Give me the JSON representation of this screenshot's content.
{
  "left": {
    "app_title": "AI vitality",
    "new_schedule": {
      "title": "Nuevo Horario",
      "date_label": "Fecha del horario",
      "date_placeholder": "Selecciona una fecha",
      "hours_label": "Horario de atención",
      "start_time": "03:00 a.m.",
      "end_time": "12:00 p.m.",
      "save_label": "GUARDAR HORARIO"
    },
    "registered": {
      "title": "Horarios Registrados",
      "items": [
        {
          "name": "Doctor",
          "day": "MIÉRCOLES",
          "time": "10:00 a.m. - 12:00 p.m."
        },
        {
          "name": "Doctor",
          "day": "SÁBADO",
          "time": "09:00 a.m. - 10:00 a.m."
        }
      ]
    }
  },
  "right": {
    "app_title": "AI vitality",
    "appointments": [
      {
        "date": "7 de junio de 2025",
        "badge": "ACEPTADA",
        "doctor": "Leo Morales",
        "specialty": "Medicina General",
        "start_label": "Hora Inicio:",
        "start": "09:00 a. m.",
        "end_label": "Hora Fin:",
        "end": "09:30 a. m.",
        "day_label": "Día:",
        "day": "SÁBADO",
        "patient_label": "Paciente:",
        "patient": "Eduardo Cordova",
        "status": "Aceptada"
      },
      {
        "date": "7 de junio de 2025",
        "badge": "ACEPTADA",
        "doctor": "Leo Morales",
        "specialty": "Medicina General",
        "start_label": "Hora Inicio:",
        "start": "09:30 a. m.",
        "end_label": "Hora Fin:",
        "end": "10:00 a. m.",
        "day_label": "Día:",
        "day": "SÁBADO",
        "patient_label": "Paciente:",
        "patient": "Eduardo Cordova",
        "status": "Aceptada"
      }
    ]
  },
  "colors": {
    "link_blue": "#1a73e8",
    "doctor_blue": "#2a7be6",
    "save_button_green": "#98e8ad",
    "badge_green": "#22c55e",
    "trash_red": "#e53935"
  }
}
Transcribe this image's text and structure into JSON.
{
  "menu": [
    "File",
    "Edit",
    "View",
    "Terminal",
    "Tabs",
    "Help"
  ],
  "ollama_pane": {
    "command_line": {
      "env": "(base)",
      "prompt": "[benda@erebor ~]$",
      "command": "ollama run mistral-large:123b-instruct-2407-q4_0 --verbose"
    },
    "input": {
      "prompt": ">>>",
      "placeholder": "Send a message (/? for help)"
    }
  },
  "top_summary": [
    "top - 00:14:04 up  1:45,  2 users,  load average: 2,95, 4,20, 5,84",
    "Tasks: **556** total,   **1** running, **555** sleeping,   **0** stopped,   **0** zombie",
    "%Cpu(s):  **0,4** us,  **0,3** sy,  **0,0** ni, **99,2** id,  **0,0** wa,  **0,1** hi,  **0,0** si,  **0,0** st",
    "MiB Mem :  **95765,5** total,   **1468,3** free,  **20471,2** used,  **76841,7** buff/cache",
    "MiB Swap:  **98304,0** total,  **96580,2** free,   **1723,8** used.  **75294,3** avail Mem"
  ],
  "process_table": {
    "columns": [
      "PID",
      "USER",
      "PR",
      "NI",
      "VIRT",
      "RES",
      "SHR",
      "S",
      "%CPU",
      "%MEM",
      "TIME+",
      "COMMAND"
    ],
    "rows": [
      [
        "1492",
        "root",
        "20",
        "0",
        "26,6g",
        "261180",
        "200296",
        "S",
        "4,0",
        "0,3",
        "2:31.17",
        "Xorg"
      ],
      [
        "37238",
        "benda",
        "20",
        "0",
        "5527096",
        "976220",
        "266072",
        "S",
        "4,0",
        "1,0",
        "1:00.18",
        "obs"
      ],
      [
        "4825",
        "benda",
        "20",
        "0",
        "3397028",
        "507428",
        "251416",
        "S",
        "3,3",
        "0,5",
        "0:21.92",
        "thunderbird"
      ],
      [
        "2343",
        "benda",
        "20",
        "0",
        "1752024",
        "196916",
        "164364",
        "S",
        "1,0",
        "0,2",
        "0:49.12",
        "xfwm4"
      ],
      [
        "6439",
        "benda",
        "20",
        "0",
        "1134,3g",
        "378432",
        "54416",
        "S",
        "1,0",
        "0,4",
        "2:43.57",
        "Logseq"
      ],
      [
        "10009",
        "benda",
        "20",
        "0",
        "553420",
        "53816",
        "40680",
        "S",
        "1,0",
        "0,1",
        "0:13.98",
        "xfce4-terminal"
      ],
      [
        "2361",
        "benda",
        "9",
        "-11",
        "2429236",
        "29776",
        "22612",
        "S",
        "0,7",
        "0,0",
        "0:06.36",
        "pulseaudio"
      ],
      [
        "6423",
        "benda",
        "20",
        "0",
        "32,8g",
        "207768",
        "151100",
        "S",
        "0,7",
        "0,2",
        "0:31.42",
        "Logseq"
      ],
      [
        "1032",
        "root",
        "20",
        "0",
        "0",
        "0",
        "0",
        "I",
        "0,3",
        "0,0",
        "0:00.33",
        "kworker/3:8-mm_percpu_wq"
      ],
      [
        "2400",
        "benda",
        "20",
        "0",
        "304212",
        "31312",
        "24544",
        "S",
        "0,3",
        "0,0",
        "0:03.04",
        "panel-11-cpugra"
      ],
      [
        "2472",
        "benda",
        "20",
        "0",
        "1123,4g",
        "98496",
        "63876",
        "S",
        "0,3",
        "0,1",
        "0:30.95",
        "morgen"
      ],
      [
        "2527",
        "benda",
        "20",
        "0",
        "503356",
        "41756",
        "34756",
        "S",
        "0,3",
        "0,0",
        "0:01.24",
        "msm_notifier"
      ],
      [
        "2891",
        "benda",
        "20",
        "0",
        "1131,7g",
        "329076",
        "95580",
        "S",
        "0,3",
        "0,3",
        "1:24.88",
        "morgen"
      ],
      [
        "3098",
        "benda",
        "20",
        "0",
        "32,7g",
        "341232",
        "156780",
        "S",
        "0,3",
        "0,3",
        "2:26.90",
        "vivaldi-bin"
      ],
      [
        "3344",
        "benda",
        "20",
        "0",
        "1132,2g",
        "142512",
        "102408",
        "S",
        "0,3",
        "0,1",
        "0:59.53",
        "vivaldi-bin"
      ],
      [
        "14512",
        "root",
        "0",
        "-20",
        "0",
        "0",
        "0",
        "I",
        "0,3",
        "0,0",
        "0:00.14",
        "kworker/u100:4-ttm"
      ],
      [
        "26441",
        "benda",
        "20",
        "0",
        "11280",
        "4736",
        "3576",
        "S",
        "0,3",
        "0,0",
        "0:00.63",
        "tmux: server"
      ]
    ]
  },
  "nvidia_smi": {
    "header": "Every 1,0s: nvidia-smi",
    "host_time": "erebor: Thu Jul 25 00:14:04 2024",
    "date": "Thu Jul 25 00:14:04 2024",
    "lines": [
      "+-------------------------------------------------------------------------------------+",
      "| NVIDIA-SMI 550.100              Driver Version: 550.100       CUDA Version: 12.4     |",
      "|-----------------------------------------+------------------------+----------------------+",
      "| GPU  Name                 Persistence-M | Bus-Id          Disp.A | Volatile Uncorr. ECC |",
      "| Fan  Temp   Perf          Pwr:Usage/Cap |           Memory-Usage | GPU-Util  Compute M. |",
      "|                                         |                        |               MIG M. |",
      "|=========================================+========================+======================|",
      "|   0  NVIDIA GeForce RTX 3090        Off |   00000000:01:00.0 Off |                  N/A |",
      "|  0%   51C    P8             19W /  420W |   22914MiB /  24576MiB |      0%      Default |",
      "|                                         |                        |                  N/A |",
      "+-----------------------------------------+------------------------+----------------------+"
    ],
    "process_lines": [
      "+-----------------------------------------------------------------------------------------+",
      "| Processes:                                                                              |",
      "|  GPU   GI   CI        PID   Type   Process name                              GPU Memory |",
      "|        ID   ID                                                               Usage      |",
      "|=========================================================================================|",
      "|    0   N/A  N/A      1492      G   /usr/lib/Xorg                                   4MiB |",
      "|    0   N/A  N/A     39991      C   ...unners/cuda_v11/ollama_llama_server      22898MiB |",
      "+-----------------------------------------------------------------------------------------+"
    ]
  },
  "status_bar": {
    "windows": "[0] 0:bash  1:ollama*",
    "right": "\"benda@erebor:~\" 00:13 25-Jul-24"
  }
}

■ Problem: Look through the material and copy each line that has "JSON".

■ Response:
Give me the JSON representation of this screenshot's content.
Transcribe this image's text and structure into JSON.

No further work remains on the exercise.